**DIRECTION**.
Write every line of the material out exactly as shown.

**DATA SHOWN**.
==================================================

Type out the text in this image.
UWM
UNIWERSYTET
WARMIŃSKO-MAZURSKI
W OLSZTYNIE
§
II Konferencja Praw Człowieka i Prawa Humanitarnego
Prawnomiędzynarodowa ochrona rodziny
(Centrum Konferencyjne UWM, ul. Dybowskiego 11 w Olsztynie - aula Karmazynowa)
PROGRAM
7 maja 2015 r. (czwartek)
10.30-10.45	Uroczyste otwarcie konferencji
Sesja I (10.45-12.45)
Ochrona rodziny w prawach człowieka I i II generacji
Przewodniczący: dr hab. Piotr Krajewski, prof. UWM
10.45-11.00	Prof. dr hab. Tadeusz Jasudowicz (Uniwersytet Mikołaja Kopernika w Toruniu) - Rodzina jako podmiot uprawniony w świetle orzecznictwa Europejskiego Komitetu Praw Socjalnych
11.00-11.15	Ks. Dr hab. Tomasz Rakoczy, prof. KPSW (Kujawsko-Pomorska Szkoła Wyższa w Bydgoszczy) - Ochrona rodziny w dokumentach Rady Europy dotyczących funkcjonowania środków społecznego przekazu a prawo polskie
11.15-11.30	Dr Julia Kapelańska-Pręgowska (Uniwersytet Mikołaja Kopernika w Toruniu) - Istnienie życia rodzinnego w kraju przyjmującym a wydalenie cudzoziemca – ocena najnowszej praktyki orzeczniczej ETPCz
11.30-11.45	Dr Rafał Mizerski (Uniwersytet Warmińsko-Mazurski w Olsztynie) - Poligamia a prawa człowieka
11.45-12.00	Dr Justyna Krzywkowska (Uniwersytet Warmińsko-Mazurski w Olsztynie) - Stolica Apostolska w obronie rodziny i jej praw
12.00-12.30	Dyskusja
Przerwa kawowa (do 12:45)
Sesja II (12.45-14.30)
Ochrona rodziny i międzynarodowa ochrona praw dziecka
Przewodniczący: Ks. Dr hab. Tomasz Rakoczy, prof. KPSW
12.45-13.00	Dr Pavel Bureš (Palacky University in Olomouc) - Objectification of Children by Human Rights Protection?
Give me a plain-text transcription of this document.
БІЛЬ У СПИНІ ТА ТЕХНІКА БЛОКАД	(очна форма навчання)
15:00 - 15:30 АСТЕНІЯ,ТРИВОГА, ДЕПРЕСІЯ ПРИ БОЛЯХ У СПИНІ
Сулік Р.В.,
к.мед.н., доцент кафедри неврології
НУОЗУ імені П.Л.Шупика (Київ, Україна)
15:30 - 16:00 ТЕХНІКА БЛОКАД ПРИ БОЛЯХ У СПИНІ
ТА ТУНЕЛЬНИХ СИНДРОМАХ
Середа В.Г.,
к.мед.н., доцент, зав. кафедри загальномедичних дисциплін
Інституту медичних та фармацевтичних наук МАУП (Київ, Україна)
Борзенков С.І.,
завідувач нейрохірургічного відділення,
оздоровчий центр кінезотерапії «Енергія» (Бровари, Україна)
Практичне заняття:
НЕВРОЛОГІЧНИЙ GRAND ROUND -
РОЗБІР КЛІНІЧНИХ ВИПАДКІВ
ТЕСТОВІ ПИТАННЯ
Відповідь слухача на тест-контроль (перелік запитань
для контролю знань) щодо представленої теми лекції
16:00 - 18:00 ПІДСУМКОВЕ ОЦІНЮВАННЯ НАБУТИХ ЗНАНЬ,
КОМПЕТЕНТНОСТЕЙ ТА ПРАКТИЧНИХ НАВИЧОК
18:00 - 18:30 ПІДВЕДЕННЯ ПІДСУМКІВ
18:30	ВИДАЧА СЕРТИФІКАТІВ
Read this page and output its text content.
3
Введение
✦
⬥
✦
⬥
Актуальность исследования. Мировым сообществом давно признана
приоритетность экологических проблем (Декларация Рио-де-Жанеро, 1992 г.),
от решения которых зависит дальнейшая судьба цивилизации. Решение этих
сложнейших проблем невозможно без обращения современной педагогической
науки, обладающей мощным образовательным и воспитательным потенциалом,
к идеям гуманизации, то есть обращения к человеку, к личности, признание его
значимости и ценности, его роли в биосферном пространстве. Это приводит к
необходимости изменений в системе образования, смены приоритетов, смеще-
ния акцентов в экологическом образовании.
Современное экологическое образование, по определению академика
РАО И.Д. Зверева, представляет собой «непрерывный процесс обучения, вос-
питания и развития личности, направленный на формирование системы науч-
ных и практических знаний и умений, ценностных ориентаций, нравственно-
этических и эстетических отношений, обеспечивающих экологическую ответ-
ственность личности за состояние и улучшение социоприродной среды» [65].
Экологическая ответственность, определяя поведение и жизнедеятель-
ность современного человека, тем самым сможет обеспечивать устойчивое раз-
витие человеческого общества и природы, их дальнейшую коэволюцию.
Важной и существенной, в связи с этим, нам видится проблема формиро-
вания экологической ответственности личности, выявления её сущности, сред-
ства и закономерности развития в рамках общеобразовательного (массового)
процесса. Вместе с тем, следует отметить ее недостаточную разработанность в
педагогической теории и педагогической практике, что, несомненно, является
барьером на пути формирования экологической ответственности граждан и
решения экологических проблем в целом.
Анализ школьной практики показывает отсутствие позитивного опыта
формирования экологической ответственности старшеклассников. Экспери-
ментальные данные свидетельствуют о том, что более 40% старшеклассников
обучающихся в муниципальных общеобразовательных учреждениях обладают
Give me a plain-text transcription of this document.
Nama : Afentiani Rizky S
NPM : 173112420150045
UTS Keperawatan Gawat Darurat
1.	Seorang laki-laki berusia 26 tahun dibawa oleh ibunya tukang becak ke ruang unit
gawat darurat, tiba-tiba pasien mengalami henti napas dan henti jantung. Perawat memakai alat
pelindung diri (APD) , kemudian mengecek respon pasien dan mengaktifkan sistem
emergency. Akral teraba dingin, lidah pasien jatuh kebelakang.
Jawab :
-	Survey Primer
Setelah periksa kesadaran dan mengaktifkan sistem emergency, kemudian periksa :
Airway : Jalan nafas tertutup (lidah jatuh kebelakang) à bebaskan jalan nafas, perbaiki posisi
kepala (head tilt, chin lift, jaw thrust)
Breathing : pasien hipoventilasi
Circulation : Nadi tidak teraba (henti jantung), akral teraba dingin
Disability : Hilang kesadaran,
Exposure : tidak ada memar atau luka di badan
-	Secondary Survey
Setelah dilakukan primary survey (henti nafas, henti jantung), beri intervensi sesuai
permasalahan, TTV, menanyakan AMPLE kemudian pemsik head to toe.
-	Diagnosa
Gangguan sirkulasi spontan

==================================================

**THE SOLUTION**.
Type out the text in this image.
UWM
UNIWERSYTET
WARMIŃSKO-MAZURSKI
W OLSZTYNIE
§
II Konferencja Praw Człowieka i Prawa Humanitarnego
Prawnomiędzynarodowa ochrona rodziny
(Centrum Konferencyjne UWM, ul. Dybowskiego 11 w Olsztynie - aula Karmazynowa)
PROGRAM
7 maja 2015 r. (czwartek)
10.30-10.45	Uroczyste otwarcie konferencji
Sesja I (10.45-12.45)
Ochrona rodziny w prawach człowieka I i II generacji
Przewodniczący: dr hab. Piotr Krajewski, prof. UWM
10.45-11.00	Prof. dr hab. Tadeusz Jasudowicz (Uniwersytet Mikołaja Kopernika w Toruniu) - Rodzina jako podmiot uprawniony w świetle orzecznictwa Europejskiego Komitetu Praw Socjalnych
11.00-11.15	Ks. Dr hab. Tomasz Rakoczy, prof. KPSW (Kujawsko-Pomorska Szkoła Wyższa w Bydgoszczy) - Ochrona rodziny w dokumentach Rady Europy dotyczących funkcjonowania środków społecznego przekazu a prawo polskie
11.15-11.30	Dr Julia Kapelańska-Pręgowska (Uniwersytet Mikołaja Kopernika w Toruniu) - Istnienie życia rodzinnego w kraju przyjmującym a wydalenie cudzoziemca – ocena najnowszej praktyki orzeczniczej ETPCz
11.30-11.45	Dr Rafał Mizerski (Uniwersytet Warmińsko-Mazurski w Olsztynie) - Poligamia a prawa człowieka
11.45-12.00	Dr Justyna Krzywkowska (Uniwersytet Warmińsko-Mazurski w Olsztynie) - Stolica Apostolska w obronie rodziny i jej praw
12.00-12.30	Dyskusja
Przerwa kawowa (do 12:45)
Sesja II (12.45-14.30)
Ochrona rodziny i międzynarodowa ochrona praw dziecka
Przewodniczący: Ks. Dr hab. Tomasz Rakoczy, prof. KPSW
12.45-13.00	Dr Pavel Bureš (Palacky University in Olomouc) - Objectification of Children by Human Rights Protection?
Give me a plain-text transcription of this document.
БІЛЬ У СПИНІ ТА ТЕХНІКА БЛОКАД	(очна форма навчання)
15:00 - 15:30 АСТЕНІЯ,ТРИВОГА, ДЕПРЕСІЯ ПРИ БОЛЯХ У СПИНІ
Сулік Р.В.,
к.мед.н., доцент кафедри неврології
НУОЗУ імені П.Л.Шупика (Київ, Україна)
15:30 - 16:00 ТЕХНІКА БЛОКАД ПРИ БОЛЯХ У СПИНІ
ТА ТУНЕЛЬНИХ СИНДРОМАХ
Середа В.Г.,
к.мед.н., доцент, зав. кафедри загальномедичних дисциплін
Інституту медичних та фармацевтичних наук МАУП (Київ, Україна)
Борзенков С.І.,
завідувач нейрохірургічного відділення,
оздоровчий центр кінезотерапії «Енергія» (Бровари, Україна)
Практичне заняття:
НЕВРОЛОГІЧНИЙ GRAND ROUND -
РОЗБІР КЛІНІЧНИХ ВИПАДКІВ
ТЕСТОВІ ПИТАННЯ
Відповідь слухача на тест-контроль (перелік запитань
для контролю знань) щодо представленої теми лекції
16:00 - 18:00 ПІДСУМКОВЕ ОЦІНЮВАННЯ НАБУТИХ ЗНАНЬ,
КОМПЕТЕНТНОСТЕЙ ТА ПРАКТИЧНИХ НАВИЧОК
18:00 - 18:30 ПІДВЕДЕННЯ ПІДСУМКІВ
18:30	ВИДАЧА СЕРТИФІКАТІВ
Read this page and output its text content.
3
Введение
✦
⬥
✦
⬥
Актуальность исследования. Мировым сообществом давно признана
приоритетность экологических проблем (Декларация Рио-де-Жанеро, 1992 г.),
от решения которых зависит дальнейшая судьба цивилизации. Решение этих
сложнейших проблем невозможно без обращения современной педагогической
науки, обладающей мощным образовательным и воспитательным потенциалом,
к идеям гуманизации, то есть обращения к человеку, к личности, признание его
значимости и ценности, его роли в биосферном пространстве. Это приводит к
необходимости изменений в системе образования, смены приоритетов, смеще-
ния акцентов в экологическом образовании.
Современное экологическое образование, по определению академика
РАО И.Д. Зверева, представляет собой «непрерывный процесс обучения, вос-
питания и развития личности, направленный на формирование системы науч-
ных и практических знаний и умений, ценностных ориентаций, нравственно-
этических и эстетических отношений, обеспечивающих экологическую ответ-
ственность личности за состояние и улучшение социоприродной среды» [65].
Экологическая ответственность, определяя поведение и жизнедеятель-
ность современного человека, тем самым сможет обеспечивать устойчивое раз-
витие человеческого общества и природы, их дальнейшую коэволюцию.
Важной и существенной, в связи с этим, нам видится проблема формиро-
вания экологической ответственности личности, выявления её сущности, сред-
ства и закономерности развития в рамках общеобразовательного (массового)
процесса. Вместе с тем, следует отметить ее недостаточную разработанность в
педагогической теории и педагогической практике, что, несомненно, является
барьером на пути формирования экологической ответственности граждан и
решения экологических проблем в целом.
Анализ школьной практики показывает отсутствие позитивного опыта
формирования экологической ответственности старшеклассников. Экспери-
ментальные данные свидетельствуют о том, что более 40% старшеклассников
обучающихся в муниципальных общеобразовательных учреждениях обладают
Give me a plain-text transcription of this document.
Nama : Afentiani Rizky S
NPM : 173112420150045
UTS Keperawatan Gawat Darurat
1.	Seorang laki-laki berusia 26 tahun dibawa oleh ibunya tukang becak ke ruang unit
gawat darurat, tiba-tiba pasien mengalami henti napas dan henti jantung. Perawat memakai alat
pelindung diri (APD) , kemudian mengecek respon pasien dan mengaktifkan sistem
emergency. Akral teraba dingin, lidah pasien jatuh kebelakang.
Jawab :
-	Survey Primer
Setelah periksa kesadaran dan mengaktifkan sistem emergency, kemudian periksa :
Airway : Jalan nafas tertutup (lidah jatuh kebelakang) à bebaskan jalan nafas, perbaiki posisi
kepala (head tilt, chin lift, jaw thrust)
Breathing : pasien hipoventilasi
Circulation : Nadi tidak teraba (henti jantung), akral teraba dingin
Disability : Hilang kesadaran,
Exposure : tidak ada memar atau luka di badan
-	Secondary Survey
Setelah dilakukan primary survey (henti nafas, henti jantung), beri intervensi sesuai
permasalahan, TTV, menanyakan AMPLE kemudian pemsik head to toe.
-	Diagnosa
Gangguan sirkulasi spontan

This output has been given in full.